:: Information shown

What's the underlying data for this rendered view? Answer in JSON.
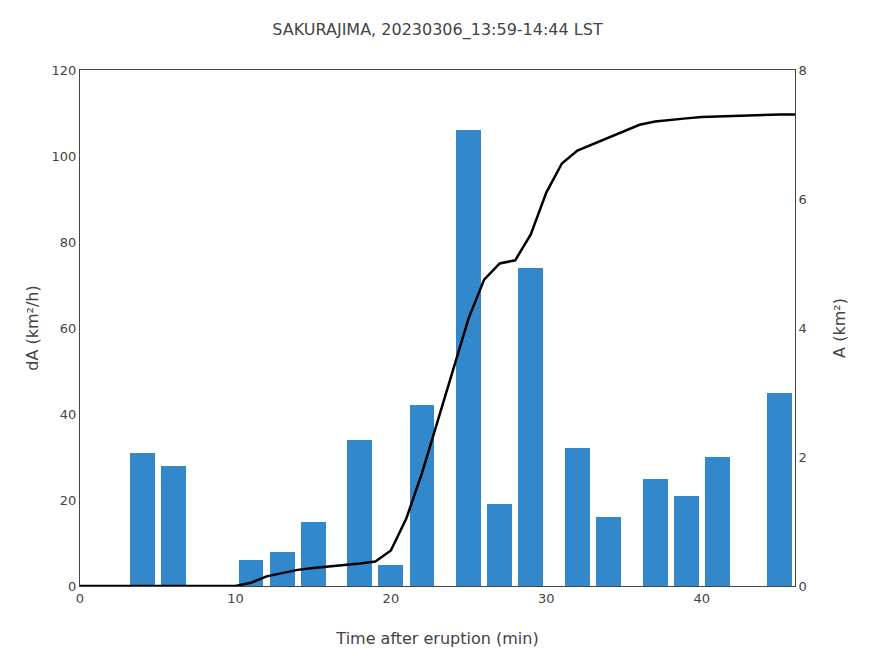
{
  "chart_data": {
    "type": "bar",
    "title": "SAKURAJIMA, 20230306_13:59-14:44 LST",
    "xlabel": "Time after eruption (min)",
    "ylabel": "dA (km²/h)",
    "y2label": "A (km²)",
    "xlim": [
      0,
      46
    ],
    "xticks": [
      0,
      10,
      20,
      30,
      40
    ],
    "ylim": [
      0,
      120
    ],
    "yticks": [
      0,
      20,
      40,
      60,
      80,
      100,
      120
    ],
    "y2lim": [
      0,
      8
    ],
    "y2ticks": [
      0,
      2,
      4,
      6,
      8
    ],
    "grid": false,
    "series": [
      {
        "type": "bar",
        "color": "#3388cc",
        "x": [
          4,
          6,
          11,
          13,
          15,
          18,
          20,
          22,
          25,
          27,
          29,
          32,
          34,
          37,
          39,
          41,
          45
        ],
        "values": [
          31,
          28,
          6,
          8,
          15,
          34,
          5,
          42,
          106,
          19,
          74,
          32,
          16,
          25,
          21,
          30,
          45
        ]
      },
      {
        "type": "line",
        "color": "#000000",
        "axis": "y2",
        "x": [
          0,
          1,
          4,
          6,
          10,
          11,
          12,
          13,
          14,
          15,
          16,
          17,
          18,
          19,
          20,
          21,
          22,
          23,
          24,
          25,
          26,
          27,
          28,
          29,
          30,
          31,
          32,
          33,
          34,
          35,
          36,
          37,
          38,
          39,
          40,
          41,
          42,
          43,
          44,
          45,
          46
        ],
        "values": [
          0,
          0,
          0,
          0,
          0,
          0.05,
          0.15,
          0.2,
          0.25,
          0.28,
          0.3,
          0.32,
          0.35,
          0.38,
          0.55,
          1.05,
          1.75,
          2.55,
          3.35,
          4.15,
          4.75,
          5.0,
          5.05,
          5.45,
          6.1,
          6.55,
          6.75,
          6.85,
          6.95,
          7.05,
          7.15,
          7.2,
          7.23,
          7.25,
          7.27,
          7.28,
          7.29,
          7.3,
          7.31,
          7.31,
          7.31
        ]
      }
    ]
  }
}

::::
:: Information shown

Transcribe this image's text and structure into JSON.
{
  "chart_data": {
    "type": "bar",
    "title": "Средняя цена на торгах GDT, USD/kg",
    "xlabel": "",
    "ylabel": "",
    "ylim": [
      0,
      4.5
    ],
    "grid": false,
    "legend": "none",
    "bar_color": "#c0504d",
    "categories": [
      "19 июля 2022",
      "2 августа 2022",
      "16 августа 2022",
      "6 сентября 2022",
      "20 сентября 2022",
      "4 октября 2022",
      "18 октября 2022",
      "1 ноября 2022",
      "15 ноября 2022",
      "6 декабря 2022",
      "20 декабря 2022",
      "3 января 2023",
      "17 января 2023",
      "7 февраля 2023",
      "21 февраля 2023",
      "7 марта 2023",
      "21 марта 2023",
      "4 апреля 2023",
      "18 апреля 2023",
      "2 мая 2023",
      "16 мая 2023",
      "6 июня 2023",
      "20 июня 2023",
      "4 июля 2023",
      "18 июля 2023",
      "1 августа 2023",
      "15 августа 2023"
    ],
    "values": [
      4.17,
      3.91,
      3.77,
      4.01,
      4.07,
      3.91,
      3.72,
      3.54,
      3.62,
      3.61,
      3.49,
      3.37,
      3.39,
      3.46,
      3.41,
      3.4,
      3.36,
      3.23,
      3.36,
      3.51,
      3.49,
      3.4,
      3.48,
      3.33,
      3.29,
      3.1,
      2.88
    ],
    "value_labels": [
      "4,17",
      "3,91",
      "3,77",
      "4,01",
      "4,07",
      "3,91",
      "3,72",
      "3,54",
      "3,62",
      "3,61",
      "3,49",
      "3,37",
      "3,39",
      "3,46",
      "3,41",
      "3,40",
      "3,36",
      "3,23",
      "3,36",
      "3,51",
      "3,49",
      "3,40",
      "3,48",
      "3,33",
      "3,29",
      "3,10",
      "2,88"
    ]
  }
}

::::
:: Information shown

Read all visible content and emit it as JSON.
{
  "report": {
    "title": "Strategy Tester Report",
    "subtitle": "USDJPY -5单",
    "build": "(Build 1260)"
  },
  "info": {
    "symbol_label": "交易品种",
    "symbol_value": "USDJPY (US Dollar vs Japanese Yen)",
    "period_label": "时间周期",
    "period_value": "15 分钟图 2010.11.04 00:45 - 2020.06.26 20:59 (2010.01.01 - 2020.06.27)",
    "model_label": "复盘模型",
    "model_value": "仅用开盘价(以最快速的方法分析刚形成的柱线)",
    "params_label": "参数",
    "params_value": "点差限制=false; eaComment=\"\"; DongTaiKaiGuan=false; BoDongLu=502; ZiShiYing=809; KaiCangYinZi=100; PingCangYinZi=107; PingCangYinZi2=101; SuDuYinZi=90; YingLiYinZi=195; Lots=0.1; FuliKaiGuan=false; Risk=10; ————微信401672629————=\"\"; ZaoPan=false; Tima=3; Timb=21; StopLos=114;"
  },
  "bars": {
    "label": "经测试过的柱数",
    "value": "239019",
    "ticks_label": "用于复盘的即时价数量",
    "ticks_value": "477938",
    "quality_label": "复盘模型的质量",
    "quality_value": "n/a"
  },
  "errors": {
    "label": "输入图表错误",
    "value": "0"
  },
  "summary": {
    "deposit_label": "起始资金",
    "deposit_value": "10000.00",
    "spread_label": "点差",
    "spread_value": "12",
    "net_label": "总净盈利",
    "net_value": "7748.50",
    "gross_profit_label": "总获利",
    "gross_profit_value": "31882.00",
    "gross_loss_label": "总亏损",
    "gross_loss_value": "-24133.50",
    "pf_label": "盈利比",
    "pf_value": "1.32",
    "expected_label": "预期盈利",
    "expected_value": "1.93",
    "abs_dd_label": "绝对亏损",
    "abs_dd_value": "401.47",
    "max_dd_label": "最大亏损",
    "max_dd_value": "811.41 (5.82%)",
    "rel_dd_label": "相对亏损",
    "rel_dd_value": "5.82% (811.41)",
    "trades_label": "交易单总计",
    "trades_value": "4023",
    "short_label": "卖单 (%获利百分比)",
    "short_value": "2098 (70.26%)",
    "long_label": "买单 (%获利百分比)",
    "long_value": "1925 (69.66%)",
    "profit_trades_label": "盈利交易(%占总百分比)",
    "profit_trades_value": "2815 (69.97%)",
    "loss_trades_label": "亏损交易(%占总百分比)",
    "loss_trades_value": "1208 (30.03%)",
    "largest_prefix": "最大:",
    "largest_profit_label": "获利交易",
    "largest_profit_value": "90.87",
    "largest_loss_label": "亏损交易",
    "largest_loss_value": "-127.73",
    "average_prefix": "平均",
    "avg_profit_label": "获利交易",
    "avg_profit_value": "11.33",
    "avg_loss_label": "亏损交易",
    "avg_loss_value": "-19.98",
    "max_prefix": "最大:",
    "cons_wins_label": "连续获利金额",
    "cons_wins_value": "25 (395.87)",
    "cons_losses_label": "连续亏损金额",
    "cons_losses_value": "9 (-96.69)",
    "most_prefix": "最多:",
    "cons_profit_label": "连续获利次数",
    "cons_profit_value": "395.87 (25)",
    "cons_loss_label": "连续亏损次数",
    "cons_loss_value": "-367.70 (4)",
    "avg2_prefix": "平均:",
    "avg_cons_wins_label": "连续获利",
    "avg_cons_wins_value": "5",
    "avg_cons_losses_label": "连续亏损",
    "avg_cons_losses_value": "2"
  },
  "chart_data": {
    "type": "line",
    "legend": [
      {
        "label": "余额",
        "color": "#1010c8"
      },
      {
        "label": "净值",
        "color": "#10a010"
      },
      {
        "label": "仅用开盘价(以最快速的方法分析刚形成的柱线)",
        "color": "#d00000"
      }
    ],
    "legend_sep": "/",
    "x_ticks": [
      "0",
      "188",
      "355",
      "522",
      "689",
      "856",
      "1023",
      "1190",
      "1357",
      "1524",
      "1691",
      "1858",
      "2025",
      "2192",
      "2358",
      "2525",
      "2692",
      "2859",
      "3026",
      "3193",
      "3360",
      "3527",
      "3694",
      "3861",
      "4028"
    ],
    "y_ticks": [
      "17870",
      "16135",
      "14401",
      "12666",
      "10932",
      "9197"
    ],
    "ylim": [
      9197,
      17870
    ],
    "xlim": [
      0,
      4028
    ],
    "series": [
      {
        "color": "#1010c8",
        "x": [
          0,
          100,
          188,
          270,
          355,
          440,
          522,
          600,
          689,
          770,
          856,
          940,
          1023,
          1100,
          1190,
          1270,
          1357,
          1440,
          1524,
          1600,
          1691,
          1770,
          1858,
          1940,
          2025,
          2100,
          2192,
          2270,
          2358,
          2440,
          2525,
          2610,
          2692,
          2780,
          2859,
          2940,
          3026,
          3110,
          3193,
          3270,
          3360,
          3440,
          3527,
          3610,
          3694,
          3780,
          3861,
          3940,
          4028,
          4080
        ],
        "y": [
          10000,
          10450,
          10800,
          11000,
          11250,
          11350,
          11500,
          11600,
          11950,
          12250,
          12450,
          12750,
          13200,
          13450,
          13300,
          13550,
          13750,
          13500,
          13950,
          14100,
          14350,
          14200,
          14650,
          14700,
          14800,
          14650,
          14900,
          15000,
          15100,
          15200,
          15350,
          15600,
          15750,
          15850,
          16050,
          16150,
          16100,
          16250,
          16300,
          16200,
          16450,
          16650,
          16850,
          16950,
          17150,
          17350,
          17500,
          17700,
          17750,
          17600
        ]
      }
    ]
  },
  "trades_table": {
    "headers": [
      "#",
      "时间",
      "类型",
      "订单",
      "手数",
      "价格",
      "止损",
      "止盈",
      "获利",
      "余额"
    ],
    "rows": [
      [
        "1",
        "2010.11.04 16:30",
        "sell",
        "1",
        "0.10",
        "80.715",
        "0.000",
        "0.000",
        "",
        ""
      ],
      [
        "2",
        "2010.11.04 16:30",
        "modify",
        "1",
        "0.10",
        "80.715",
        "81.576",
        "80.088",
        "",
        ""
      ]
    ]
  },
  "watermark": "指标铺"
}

::::

◆ **Task directions**
Show every line from the listing above in which the string "获利百分比" appears.

◆ **Solved problem**
    "short_label": "卖单 (%获利百分比)",
    "long_label": "买单 (%获利百分比)",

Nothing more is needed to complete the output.